:: TASK PROMPT ::
Below are the records. List every line holding the word "scroll".

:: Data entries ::
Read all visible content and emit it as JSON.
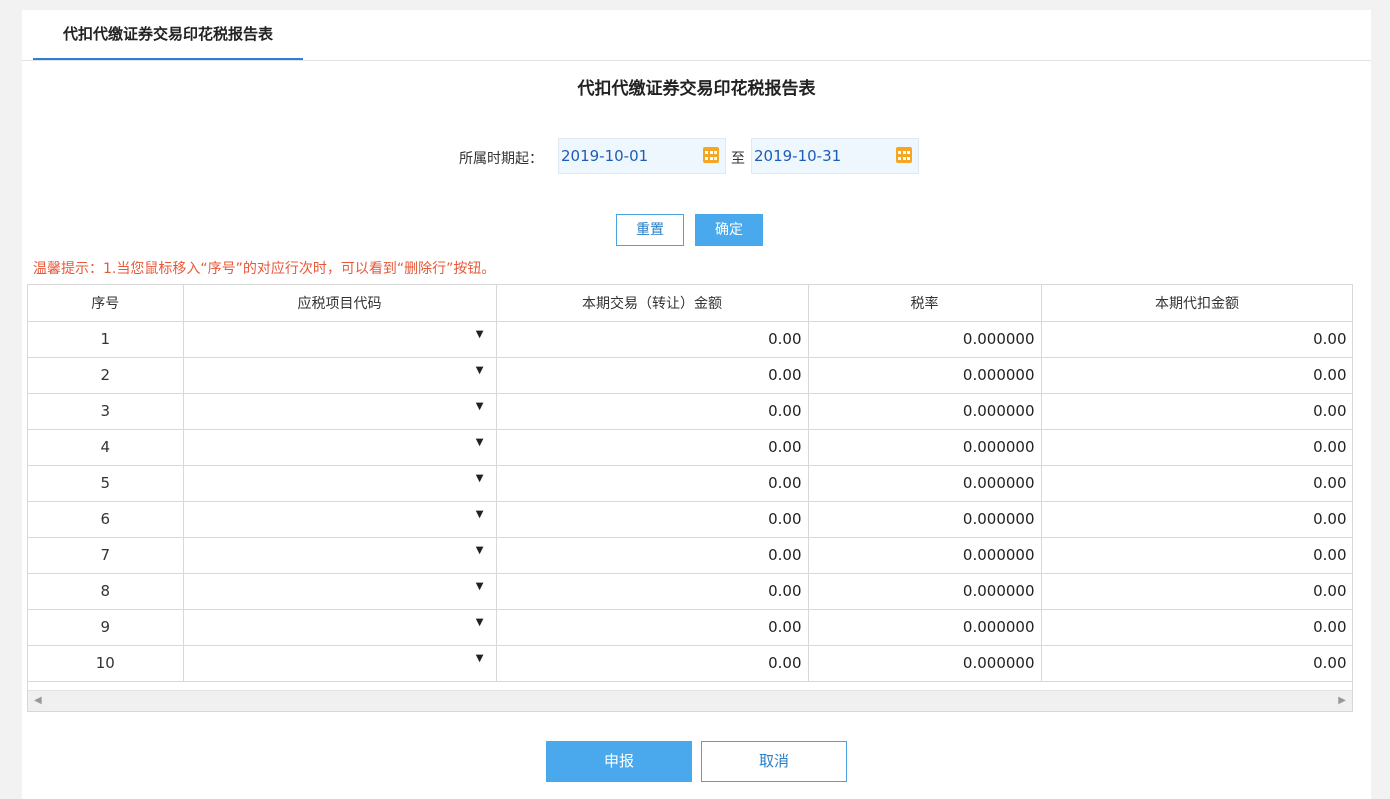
{
  "tab": {
    "label": "代扣代缴证券交易印花税报告表"
  },
  "page_title": "代扣代缴证券交易印花税报告表",
  "period": {
    "label": "所属时期起：",
    "start": "2019-10-01",
    "to_label": "至",
    "end": "2019-10-31"
  },
  "buttons": {
    "reset": "重置",
    "confirm": "确定",
    "submit": "申报",
    "cancel": "取消"
  },
  "tip": "温馨提示：1.当您鼠标移入“序号”的对应行次时，可以看到“删除行”按钮。",
  "table": {
    "headers": [
      "序号",
      "应税项目代码",
      "本期交易（转让）金额",
      "税率",
      "本期代扣金额"
    ],
    "rows": [
      {
        "seq": "1",
        "code": "",
        "amount": "0.00",
        "rate": "0.000000",
        "withheld": "0.00"
      },
      {
        "seq": "2",
        "code": "",
        "amount": "0.00",
        "rate": "0.000000",
        "withheld": "0.00"
      },
      {
        "seq": "3",
        "code": "",
        "amount": "0.00",
        "rate": "0.000000",
        "withheld": "0.00"
      },
      {
        "seq": "4",
        "code": "",
        "amount": "0.00",
        "rate": "0.000000",
        "withheld": "0.00"
      },
      {
        "seq": "5",
        "code": "",
        "amount": "0.00",
        "rate": "0.000000",
        "withheld": "0.00"
      },
      {
        "seq": "6",
        "code": "",
        "amount": "0.00",
        "rate": "0.000000",
        "withheld": "0.00"
      },
      {
        "seq": "7",
        "code": "",
        "amount": "0.00",
        "rate": "0.000000",
        "withheld": "0.00"
      },
      {
        "seq": "8",
        "code": "",
        "amount": "0.00",
        "rate": "0.000000",
        "withheld": "0.00"
      },
      {
        "seq": "9",
        "code": "",
        "amount": "0.00",
        "rate": "0.000000",
        "withheld": "0.00"
      },
      {
        "seq": "10",
        "code": "",
        "amount": "0.00",
        "rate": "0.000000",
        "withheld": "0.00"
      }
    ]
  },
  "colors": {
    "accent": "#4aa8ec",
    "tab_underline": "#2f7fd6",
    "tip": "#e8593a",
    "date_text": "#1d5db5"
  },
  "icons": {
    "calendar": "calendar-icon",
    "dropdown": "dropdown-arrow-icon",
    "scroll_left": "scroll-left-icon",
    "scroll_right": "scroll-right-icon"
  }
}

:: SOLUTION ::
    "scroll_left": "scroll-left-icon",
    "scroll_right": "scroll-right-icon"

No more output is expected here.